(TEXT EXCERPT)
_____
I think a lot of us are missing the fact that the OP already has a ~120Ah lithium battery (the Goal Zero 1500) that includes a built in solar charge controller, inverter, battery monitor etc. 

 

If you were starting from scratch, this would not be the recommended way to go, for various reasons.  You could also consider selling the GoalZero and putting together a dedicated system, which would work better.    But seeing you already have it, I think you can make it work if that is what you want:

 

For charging, any old solar panel should work (based on the 14-50V 50A charging port).   The specs on the goalzero are pretty minimal, so it is not clear if the charging ports are PWM or MPPT, so you would want to get a '12V Nominal' panel (ie more like 18V output).   No need for an overland solar or Goal Zero panel, neither represent very good value.    A 150 - 250W  Renogy or what ever commodity panel on Amazon/Ebay will work just as well.   You don't need a charge controller, but you will need a wiring adapter.   Assuming your shell is pre wired for solar, there should be an SAE plug on the roof where you can plug in the panel, and then some wires somewhere in the shell that you will need to adapt to the GoalZero connector.  Check the polarity.
_____
(AVAILABLE DATA)
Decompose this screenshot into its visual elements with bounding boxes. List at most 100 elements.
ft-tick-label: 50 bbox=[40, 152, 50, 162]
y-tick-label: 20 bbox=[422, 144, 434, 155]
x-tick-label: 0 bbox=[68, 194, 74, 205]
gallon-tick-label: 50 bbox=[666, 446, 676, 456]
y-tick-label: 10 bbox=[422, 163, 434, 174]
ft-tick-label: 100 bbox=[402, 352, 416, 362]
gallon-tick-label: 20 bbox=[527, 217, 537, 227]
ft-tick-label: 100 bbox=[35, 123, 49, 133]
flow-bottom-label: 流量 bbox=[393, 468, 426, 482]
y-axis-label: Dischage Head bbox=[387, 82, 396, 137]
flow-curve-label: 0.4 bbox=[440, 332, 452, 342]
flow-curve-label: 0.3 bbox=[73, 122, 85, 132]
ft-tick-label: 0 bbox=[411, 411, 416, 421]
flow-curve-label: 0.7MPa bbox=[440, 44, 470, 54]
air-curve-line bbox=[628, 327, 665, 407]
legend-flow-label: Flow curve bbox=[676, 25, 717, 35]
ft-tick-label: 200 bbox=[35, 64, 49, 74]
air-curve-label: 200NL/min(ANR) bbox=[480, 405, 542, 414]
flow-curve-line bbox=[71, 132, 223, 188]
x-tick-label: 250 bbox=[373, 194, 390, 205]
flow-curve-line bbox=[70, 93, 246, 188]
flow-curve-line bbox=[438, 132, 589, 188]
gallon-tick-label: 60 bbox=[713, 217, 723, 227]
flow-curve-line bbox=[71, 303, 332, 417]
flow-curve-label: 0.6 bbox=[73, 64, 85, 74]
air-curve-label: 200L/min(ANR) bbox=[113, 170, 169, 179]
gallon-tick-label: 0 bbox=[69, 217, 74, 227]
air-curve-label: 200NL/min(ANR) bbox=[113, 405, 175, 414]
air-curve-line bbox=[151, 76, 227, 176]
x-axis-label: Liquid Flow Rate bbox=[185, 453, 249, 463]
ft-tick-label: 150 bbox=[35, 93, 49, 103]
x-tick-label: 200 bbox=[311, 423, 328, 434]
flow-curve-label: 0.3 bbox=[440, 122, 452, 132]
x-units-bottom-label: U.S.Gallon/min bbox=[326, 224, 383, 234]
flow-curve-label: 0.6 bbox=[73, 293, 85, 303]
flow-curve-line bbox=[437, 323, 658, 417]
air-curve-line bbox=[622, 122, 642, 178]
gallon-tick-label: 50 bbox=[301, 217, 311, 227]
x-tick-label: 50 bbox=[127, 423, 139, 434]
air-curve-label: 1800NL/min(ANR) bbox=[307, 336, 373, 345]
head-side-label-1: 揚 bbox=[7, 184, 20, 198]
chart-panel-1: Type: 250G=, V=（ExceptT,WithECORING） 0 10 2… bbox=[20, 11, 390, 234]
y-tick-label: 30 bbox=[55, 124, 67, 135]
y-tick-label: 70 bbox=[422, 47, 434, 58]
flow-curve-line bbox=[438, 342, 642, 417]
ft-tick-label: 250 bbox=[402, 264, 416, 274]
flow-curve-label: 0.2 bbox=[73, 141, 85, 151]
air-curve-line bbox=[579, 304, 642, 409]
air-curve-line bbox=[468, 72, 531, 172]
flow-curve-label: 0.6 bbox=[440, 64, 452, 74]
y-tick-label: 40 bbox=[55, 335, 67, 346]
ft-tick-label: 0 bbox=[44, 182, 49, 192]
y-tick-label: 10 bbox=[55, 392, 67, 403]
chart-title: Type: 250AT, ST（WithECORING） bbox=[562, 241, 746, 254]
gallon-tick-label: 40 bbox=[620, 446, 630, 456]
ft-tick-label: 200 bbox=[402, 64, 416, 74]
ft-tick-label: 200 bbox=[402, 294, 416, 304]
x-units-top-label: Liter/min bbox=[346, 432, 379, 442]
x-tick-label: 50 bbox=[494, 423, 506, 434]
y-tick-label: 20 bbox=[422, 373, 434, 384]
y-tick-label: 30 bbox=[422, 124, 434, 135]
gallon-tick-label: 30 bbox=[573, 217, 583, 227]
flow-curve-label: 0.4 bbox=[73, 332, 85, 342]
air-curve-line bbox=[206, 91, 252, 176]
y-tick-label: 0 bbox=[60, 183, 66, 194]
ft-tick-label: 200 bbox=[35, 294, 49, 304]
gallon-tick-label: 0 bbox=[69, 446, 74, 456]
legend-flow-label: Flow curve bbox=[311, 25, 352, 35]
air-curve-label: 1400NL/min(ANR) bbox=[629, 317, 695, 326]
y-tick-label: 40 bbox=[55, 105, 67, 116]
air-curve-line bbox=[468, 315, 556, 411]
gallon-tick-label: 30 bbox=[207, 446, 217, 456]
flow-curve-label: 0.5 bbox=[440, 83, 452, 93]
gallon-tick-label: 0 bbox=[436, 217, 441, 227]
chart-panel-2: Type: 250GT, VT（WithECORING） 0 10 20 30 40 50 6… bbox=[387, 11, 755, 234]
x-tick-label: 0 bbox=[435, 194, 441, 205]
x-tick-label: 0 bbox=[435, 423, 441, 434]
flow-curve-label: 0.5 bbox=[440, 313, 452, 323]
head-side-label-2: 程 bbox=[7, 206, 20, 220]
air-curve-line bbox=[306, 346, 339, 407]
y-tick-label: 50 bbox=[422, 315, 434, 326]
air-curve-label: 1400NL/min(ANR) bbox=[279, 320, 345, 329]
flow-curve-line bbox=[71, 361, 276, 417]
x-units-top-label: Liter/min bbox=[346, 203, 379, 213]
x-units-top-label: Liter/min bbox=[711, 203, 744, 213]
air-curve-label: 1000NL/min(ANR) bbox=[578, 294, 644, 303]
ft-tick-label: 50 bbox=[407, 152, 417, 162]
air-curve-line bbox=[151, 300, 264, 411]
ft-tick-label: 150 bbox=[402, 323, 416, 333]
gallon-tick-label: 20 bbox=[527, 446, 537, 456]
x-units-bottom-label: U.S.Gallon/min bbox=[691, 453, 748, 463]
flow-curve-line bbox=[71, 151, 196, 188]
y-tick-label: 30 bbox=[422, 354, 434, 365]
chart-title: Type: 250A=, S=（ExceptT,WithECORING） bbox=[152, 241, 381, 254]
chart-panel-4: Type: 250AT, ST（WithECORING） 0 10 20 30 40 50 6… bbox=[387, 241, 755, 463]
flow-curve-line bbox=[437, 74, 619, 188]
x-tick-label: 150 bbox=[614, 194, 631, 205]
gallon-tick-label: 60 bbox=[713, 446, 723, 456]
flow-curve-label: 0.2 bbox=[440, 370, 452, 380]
_____
(EXERCISE REQUIREMENTS)
1. Summarize the solar-charging text above in two sentences.
2. From the solar-charging text, reproduce verbatim the part that opens with the words containing "I think a lot" and closes with "battery monitor etc.".

(RESPONSES TO THE TASKS)
1. Because the OP already owns a Goal Zero 1500 with a built-in solar charge controller, inverter and battery monitor, it can be made to work even though a dedicated system would be better from scratch. Any 150–250W commodity panel rated "12V Nominal" will charge it without a separate charge controller, though a wiring adapter is needed from the shell's roof SAE plug wiring to the Goal Zero connector, with the polarity checked.

2.
I think a lot of us are missing the fact that the OP already has a ~120Ah lithium battery (the Goal Zero 1500) that includes a built in solar charge controller, inverter, battery monitor etc.